PROBLEM: In the data below, how many lines include the word "Other"? Give only the number.

-.-.-

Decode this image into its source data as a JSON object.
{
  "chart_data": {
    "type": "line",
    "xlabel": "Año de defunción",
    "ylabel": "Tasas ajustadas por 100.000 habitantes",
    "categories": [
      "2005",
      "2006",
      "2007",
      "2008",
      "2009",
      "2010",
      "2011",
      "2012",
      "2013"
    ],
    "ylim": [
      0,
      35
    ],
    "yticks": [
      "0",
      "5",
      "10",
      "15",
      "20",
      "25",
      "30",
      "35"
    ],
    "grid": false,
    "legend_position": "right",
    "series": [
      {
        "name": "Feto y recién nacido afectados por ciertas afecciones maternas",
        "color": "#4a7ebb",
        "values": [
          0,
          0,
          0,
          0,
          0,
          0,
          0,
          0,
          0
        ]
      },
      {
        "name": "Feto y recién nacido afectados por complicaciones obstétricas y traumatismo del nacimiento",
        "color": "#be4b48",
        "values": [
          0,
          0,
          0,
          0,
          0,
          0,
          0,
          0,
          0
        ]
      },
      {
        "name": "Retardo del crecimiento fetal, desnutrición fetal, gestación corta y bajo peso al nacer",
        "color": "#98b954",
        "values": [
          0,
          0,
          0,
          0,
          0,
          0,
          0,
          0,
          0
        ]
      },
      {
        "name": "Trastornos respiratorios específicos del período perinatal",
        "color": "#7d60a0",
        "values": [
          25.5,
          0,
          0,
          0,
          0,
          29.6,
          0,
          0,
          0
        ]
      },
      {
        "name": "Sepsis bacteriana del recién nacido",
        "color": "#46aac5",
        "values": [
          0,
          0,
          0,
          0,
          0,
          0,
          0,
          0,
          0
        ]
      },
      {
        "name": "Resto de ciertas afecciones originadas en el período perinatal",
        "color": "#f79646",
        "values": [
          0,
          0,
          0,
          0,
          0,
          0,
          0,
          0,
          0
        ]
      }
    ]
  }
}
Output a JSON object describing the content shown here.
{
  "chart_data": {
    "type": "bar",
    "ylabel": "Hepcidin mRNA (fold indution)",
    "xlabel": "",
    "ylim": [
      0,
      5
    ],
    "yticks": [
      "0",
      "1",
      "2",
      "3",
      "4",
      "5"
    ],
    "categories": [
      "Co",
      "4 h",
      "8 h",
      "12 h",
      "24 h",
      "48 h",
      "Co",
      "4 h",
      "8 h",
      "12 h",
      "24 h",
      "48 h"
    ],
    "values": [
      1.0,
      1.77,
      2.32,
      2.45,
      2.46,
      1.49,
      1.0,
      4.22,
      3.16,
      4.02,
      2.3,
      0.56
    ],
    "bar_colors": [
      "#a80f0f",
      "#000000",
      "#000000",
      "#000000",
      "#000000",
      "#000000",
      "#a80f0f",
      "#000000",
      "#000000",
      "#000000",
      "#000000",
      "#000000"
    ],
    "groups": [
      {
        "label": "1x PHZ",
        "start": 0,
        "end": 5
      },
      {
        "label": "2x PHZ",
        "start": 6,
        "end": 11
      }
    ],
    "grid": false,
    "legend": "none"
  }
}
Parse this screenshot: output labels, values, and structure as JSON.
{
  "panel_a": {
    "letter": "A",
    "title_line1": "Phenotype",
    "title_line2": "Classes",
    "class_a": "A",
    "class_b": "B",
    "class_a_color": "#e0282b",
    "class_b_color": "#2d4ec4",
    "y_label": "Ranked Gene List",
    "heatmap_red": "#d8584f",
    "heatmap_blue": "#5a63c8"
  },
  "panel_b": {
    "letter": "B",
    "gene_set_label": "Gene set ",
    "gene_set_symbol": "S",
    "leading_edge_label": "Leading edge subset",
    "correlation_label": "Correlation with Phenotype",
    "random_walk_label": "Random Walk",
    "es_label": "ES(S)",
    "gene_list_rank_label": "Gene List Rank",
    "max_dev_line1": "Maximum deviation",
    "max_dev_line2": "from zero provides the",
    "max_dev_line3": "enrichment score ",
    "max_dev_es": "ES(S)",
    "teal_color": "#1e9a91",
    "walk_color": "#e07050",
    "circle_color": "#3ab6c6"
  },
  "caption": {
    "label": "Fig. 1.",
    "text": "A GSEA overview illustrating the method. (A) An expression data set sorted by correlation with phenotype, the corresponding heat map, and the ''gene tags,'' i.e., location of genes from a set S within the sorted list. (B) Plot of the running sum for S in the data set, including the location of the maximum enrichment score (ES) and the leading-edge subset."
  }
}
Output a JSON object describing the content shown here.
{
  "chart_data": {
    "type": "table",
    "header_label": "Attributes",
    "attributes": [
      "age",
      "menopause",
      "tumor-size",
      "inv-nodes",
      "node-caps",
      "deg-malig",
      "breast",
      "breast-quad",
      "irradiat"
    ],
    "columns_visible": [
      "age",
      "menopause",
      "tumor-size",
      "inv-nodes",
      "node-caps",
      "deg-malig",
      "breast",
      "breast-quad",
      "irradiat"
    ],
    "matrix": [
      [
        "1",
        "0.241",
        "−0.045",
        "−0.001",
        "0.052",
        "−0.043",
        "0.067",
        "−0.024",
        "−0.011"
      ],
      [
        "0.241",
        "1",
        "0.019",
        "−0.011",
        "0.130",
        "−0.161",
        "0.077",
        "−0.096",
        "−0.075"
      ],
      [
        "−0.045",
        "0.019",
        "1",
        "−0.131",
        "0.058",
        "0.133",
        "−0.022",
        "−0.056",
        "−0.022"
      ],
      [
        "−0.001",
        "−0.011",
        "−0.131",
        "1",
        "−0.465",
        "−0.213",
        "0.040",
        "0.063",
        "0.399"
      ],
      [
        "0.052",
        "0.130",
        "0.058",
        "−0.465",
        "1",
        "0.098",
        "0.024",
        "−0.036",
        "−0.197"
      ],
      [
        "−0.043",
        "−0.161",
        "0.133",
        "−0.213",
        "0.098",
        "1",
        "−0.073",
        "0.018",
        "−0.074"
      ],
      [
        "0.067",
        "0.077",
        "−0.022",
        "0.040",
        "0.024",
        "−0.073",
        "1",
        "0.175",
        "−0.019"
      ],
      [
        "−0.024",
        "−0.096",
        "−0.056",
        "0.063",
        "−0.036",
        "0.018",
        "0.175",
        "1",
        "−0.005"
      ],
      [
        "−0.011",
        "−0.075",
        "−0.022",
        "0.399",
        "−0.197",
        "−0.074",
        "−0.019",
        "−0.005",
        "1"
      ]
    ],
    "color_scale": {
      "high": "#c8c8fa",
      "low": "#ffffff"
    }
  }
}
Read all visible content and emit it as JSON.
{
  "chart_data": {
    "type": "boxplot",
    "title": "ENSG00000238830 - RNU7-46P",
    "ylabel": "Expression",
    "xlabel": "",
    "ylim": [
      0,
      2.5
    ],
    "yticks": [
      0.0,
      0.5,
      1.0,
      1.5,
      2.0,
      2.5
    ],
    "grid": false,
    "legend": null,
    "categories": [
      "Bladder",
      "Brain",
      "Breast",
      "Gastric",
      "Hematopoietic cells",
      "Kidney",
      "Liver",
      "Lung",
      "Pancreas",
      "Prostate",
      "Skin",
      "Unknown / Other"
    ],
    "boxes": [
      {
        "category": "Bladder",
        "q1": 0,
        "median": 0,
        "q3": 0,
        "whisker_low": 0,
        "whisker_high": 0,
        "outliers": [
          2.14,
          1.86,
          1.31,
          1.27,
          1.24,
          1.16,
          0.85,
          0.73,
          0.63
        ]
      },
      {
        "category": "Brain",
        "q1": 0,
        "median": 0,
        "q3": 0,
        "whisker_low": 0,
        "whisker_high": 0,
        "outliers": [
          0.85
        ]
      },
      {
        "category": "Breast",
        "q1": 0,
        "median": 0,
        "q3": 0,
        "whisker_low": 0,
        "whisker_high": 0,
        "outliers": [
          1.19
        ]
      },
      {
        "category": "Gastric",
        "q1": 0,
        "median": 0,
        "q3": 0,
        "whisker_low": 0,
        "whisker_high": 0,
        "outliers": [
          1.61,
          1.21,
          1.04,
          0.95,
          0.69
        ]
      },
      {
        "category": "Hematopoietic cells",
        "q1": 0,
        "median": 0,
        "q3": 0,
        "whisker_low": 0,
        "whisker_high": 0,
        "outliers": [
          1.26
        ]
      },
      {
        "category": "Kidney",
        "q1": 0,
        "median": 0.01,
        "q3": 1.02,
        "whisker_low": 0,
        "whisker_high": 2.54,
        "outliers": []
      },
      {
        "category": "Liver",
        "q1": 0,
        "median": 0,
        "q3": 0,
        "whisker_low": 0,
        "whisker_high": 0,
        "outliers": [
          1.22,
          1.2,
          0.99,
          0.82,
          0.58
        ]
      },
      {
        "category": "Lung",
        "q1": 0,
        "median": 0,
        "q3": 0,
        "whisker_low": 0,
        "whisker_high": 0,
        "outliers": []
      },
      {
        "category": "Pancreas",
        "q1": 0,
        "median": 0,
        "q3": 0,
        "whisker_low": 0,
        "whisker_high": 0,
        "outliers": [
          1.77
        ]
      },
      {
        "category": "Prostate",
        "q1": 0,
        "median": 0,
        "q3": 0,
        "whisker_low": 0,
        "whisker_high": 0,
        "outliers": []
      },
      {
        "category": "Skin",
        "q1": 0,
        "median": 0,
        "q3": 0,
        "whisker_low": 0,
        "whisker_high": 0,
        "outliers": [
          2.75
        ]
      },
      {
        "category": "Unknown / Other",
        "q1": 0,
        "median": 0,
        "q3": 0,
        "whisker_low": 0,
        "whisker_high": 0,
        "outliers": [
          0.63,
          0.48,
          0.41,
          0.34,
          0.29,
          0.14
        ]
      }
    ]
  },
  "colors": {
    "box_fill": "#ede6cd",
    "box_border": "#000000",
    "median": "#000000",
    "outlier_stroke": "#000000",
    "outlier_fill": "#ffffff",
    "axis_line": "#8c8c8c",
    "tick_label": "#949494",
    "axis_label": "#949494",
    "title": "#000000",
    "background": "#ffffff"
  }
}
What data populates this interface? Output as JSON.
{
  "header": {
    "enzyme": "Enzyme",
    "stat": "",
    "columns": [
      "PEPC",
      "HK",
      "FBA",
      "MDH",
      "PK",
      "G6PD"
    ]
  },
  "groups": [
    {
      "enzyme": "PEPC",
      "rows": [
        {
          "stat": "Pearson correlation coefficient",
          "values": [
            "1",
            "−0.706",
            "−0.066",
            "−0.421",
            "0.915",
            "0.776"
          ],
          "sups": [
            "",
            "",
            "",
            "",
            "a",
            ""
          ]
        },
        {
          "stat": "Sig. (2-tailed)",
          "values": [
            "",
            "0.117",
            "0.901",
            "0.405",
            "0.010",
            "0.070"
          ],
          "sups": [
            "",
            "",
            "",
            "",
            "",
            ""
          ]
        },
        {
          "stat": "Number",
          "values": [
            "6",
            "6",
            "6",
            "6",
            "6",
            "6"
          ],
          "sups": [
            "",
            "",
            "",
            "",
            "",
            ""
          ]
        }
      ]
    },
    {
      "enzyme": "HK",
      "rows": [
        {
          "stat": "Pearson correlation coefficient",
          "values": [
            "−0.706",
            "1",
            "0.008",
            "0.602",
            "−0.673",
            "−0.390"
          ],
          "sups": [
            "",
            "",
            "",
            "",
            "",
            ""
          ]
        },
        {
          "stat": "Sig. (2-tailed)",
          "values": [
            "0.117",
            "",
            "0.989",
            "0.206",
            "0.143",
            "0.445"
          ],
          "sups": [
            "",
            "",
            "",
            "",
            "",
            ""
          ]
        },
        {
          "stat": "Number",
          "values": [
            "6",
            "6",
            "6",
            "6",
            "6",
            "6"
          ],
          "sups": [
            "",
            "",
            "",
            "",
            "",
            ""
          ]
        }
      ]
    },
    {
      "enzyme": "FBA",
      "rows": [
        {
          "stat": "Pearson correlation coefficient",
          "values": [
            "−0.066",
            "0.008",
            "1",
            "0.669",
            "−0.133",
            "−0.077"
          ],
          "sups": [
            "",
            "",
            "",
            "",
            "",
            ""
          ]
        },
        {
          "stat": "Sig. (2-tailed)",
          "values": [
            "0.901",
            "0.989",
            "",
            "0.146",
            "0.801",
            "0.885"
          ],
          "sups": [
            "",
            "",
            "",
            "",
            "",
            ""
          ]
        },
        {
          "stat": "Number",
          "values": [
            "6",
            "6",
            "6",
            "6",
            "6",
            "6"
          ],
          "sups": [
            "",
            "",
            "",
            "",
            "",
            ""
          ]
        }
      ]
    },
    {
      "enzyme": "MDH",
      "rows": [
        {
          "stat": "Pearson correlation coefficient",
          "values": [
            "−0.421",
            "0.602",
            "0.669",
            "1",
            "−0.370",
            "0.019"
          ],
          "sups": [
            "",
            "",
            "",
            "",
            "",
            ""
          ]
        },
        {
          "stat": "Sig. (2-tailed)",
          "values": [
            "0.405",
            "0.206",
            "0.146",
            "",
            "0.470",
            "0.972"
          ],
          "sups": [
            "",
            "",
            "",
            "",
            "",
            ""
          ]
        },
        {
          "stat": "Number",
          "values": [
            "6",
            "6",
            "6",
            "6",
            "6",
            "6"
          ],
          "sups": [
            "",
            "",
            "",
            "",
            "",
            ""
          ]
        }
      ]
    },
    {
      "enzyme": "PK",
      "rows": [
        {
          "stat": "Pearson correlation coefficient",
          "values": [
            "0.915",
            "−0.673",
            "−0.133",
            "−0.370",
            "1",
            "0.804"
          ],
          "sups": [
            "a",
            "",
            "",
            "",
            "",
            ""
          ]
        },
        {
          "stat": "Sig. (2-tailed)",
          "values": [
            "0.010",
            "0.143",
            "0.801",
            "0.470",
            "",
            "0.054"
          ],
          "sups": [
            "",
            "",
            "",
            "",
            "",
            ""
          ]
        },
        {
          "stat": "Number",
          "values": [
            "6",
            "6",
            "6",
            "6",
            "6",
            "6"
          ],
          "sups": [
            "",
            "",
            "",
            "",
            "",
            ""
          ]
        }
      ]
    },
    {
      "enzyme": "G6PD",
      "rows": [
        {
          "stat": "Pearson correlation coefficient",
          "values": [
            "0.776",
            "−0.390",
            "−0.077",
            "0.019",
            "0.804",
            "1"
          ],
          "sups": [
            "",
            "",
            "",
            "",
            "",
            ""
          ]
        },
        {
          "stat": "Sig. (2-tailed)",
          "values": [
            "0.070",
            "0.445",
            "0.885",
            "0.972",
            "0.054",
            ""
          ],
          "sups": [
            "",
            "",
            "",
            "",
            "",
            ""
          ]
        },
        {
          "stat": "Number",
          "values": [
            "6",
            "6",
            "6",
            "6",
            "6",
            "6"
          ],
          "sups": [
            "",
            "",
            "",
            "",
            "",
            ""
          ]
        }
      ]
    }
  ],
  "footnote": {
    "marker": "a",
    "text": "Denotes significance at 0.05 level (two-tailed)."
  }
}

-.-.-

TASK RESPONSE: 2